◆ THE PROBLEM
Write out the records that appear below, verbatim and complete, but without pictures.

(Saved data entries)
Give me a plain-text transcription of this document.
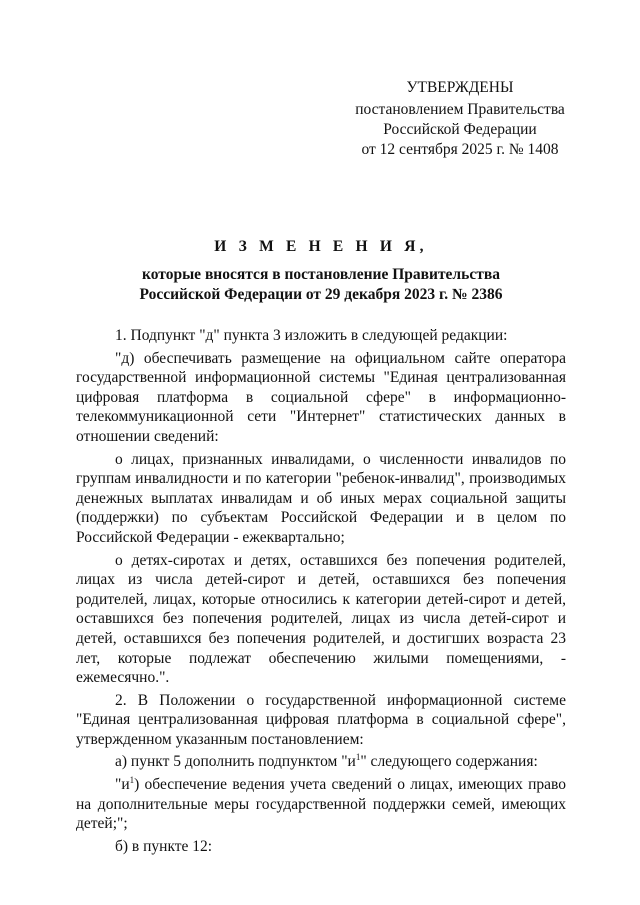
УТВЕРЖДЕНЫ
постановлением Правительства
Российской Федерации
от 12 сентября 2025 г. № 1408
И З М Е Н Е Н И Я,
которые вносятся в постановление Правительства
Российской Федерации от 29 декабря 2023 г. № 2386

1. Подпункт "д" пункта 3 изложить в следующей редакции:

"д) обеспечивать размещение на официальном сайте оператора государственной информационной системы "Единая централизованная цифровая платформа в социальной сфере" в информационно-телекоммуникационной сети "Интернет" статистических данных в отношении сведений:

о лицах, признанных инвалидами, о численности инвалидов по группам инвалидности и по категории "ребенок-инвалид", производимых денежных выплатах инвалидам и об иных мерах социальной защиты (поддержки) по субъектам Российской Федерации и в целом по Российской Федерации - ежеквартально;

о детях-сиротах и детях, оставшихся без попечения родителей, лицах из числа детей-сирот и детей, оставшихся без попечения родителей, лицах, которые относились к категории детей-сирот и детей, оставшихся без попечения родителей, лицах из числа детей-сирот и детей, оставшихся без попечения родителей, и достигших возраста 23 лет, которые подлежат обеспечению жилыми помещениями, - ежемесячно.".

2. В Положении о государственной информационной системе "Единая централизованная цифровая платформа в социальной сфере", утвержденном указанным постановлением:

а) пункт 5 дополнить подпунктом "$и^1$" следующего содержания:

"$и^1$) обеспечение ведения учета сведений о лицах, имеющих право на дополнительные меры государственной поддержки семей, имеющих детей;";

б) в пункте 12:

◆ ANSWER TO THIS TASK
Give me a plain-text transcription of this document.
УТВЕРЖДЕНЫ
постановлением Правительства
Российской Федерации
от 12 сентября 2025 г. № 1408
И З М Е Н Е Н И Я,
которые вносятся в постановление Правительства
Российской Федерации от 29 декабря 2023 г. № 2386

1. Подпункт "д" пункта 3 изложить в следующей редакции:

"д) обеспечивать размещение на официальном сайте оператора государственной информационной системы "Единая централизованная цифровая платформа в социальной сфере" в информационно-телекоммуникационной сети "Интернет" статистических данных в отношении сведений:

о лицах, признанных инвалидами, о численности инвалидов по группам инвалидности и по категории "ребенок-инвалид", производимых денежных выплатах инвалидам и об иных мерах социальной защиты (поддержки) по субъектам Российской Федерации и в целом по Российской Федерации - ежеквартально;

о детях-сиротах и детях, оставшихся без попечения родителей, лицах из числа детей-сирот и детей, оставшихся без попечения родителей, лицах, которые относились к категории детей-сирот и детей, оставшихся без попечения родителей, лицах из числа детей-сирот и детей, оставшихся без попечения родителей, и достигших возраста 23 лет, которые подлежат обеспечению жилыми помещениями, - ежемесячно.".

2. В Положении о государственной информационной системе "Единая централизованная цифровая платформа в социальной сфере", утвержденном указанным постановлением:

а) пункт 5 дополнить подпунктом "$и^1$" следующего содержания:

"$и^1$) обеспечение ведения учета сведений о лицах, имеющих право на дополнительные меры государственной поддержки семей, имеющих детей;";

б) в пункте 12:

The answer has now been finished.